• **Problem to solve**: Report each line of the data that has "name" somewhere in it.

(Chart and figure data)
-- Start --
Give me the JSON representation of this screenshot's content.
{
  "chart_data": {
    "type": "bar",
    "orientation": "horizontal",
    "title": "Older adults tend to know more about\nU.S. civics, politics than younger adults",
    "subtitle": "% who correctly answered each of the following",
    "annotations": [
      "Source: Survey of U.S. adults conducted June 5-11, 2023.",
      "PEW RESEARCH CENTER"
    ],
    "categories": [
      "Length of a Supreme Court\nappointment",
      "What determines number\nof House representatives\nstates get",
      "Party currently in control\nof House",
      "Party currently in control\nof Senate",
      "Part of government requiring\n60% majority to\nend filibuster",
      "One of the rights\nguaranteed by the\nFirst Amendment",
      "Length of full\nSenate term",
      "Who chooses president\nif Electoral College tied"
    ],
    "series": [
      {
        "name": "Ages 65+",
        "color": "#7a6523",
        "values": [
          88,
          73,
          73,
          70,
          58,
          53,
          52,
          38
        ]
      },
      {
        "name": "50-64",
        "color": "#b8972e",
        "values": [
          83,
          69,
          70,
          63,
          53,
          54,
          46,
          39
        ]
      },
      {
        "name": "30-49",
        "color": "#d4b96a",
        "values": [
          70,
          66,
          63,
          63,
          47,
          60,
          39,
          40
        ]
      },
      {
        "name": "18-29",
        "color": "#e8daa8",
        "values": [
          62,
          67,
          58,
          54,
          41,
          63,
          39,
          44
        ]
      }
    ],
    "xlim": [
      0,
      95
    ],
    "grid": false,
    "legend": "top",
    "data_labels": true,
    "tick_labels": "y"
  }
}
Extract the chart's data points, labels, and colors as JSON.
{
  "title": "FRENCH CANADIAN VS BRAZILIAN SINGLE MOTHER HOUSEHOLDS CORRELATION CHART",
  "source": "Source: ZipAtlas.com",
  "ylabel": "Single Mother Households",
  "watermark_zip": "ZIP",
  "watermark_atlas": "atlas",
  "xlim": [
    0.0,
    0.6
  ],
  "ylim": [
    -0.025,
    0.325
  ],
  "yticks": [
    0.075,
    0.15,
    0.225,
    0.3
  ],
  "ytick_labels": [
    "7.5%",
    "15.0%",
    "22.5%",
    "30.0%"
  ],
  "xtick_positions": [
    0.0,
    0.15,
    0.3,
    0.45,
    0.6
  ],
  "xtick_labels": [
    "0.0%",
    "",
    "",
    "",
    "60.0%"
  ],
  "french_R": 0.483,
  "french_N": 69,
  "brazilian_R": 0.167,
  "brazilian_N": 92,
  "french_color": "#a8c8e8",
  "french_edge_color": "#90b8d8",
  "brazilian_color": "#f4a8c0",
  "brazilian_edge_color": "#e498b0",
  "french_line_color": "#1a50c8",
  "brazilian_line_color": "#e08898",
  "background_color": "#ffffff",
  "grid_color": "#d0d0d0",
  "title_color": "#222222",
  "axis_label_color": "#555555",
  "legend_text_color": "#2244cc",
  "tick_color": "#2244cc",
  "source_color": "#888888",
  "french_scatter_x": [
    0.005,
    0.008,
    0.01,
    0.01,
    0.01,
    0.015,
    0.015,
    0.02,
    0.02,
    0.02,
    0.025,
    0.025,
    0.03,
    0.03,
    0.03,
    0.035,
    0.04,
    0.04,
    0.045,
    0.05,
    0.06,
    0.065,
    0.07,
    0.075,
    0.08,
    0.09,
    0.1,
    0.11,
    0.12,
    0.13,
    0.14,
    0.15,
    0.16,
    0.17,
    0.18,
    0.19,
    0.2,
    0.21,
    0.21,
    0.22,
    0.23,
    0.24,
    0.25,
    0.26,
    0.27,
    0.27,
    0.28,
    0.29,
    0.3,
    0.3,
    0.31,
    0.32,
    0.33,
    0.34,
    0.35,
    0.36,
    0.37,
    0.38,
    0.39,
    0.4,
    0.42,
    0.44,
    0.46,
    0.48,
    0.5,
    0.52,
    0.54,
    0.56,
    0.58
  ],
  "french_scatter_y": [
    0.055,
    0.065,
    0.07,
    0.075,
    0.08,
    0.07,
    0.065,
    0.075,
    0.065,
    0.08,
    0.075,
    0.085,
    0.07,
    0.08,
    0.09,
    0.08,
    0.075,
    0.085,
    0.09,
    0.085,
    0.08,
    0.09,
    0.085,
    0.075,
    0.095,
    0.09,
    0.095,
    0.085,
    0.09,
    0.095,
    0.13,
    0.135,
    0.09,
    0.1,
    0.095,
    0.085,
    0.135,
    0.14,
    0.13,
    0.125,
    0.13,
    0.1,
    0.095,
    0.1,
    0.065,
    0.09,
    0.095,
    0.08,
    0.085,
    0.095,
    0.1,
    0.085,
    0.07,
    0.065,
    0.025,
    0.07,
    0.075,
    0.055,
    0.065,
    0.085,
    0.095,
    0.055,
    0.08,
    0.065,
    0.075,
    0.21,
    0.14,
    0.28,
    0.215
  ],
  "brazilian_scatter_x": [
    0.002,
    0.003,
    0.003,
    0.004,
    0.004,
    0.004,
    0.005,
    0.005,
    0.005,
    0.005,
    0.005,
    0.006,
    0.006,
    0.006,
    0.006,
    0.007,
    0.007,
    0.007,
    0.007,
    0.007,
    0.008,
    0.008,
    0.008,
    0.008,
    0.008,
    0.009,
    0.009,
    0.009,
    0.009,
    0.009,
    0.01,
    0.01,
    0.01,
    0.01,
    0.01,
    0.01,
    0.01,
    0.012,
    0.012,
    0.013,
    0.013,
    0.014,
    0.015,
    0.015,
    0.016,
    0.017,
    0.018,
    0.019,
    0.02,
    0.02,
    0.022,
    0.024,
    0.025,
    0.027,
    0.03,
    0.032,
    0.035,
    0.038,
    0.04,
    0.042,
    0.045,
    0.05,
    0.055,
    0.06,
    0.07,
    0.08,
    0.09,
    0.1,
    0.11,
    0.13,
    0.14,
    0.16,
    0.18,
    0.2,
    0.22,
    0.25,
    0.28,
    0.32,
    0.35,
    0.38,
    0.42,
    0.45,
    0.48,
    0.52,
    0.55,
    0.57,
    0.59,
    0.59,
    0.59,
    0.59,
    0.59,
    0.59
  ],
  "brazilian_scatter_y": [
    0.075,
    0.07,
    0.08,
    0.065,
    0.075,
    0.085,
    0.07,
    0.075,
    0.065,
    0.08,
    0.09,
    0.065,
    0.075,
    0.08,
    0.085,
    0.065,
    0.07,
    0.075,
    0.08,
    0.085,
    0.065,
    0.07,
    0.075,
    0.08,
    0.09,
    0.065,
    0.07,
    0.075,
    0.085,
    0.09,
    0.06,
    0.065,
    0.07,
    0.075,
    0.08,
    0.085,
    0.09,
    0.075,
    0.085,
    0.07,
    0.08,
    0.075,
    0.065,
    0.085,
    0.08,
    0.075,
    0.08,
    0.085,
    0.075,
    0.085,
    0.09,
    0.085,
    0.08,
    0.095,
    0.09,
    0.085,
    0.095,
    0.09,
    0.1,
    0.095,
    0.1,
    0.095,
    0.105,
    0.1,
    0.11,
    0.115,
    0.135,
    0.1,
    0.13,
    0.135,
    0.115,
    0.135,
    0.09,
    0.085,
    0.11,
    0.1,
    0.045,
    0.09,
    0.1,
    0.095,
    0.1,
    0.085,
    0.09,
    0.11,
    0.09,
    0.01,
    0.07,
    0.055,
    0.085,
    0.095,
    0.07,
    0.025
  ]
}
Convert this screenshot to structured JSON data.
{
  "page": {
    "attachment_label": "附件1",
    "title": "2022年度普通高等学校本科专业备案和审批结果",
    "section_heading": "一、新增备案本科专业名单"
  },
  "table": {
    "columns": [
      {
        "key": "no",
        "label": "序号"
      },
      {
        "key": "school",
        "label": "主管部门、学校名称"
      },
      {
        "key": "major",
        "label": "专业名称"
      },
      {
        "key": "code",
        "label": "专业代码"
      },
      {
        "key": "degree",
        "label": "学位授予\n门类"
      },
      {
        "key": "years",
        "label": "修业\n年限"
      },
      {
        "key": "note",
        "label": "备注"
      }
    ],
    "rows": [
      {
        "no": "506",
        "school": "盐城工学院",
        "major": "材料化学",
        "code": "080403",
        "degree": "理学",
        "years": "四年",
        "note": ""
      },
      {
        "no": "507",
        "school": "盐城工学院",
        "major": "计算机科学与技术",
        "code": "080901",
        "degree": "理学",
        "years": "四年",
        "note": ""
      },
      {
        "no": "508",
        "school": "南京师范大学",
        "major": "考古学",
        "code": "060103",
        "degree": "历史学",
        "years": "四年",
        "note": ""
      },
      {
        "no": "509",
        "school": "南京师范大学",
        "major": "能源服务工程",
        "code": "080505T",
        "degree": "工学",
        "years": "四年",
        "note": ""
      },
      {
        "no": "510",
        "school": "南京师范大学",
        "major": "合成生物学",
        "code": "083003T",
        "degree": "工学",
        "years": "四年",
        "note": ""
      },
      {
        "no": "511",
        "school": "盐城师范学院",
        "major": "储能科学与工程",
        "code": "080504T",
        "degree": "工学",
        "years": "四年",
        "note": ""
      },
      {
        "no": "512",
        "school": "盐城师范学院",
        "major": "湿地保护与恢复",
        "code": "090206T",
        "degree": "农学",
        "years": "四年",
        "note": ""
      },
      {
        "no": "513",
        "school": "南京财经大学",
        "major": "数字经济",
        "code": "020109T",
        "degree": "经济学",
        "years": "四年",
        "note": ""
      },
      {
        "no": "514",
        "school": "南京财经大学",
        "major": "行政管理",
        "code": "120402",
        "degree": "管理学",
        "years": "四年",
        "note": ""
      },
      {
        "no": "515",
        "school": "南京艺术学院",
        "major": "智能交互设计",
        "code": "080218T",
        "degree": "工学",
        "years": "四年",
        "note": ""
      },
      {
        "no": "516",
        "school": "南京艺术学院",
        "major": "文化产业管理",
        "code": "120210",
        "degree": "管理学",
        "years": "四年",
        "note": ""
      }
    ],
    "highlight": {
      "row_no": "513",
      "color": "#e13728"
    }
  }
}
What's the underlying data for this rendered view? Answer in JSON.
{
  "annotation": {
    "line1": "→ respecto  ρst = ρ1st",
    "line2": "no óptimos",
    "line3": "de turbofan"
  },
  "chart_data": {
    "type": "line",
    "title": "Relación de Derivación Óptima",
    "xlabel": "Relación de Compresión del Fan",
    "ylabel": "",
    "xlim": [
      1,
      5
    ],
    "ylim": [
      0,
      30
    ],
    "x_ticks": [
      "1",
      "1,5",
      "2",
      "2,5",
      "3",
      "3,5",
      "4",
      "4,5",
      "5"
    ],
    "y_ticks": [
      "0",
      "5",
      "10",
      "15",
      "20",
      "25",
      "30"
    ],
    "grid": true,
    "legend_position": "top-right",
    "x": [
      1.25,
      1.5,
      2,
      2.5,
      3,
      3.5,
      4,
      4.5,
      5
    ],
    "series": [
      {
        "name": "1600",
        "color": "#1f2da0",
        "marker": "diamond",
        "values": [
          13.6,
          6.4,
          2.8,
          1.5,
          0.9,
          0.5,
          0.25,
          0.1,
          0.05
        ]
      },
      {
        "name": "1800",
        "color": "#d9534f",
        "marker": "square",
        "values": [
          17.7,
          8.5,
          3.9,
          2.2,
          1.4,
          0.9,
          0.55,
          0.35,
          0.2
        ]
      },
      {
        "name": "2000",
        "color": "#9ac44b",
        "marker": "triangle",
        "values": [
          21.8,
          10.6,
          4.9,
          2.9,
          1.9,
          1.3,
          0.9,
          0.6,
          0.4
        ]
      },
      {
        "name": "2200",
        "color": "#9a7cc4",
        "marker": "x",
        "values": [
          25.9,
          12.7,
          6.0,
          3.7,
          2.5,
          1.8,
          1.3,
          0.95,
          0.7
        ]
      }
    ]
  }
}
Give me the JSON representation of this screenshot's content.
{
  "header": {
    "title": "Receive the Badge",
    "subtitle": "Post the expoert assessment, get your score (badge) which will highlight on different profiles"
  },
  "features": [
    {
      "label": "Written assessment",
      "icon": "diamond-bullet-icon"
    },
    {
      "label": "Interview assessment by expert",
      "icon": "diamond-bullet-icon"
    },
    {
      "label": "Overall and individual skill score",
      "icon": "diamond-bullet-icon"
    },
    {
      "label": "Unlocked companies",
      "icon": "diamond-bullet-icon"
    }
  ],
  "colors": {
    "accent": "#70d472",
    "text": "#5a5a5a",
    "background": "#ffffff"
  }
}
-- End --
• **Output**:
        "name": "Ages 65+",
        "name": "50-64",
        "name": "30-49",
        "name": "18-29",
        "name": "1600",
        "name": "1800",
        "name": "2000",
        "name": "2200",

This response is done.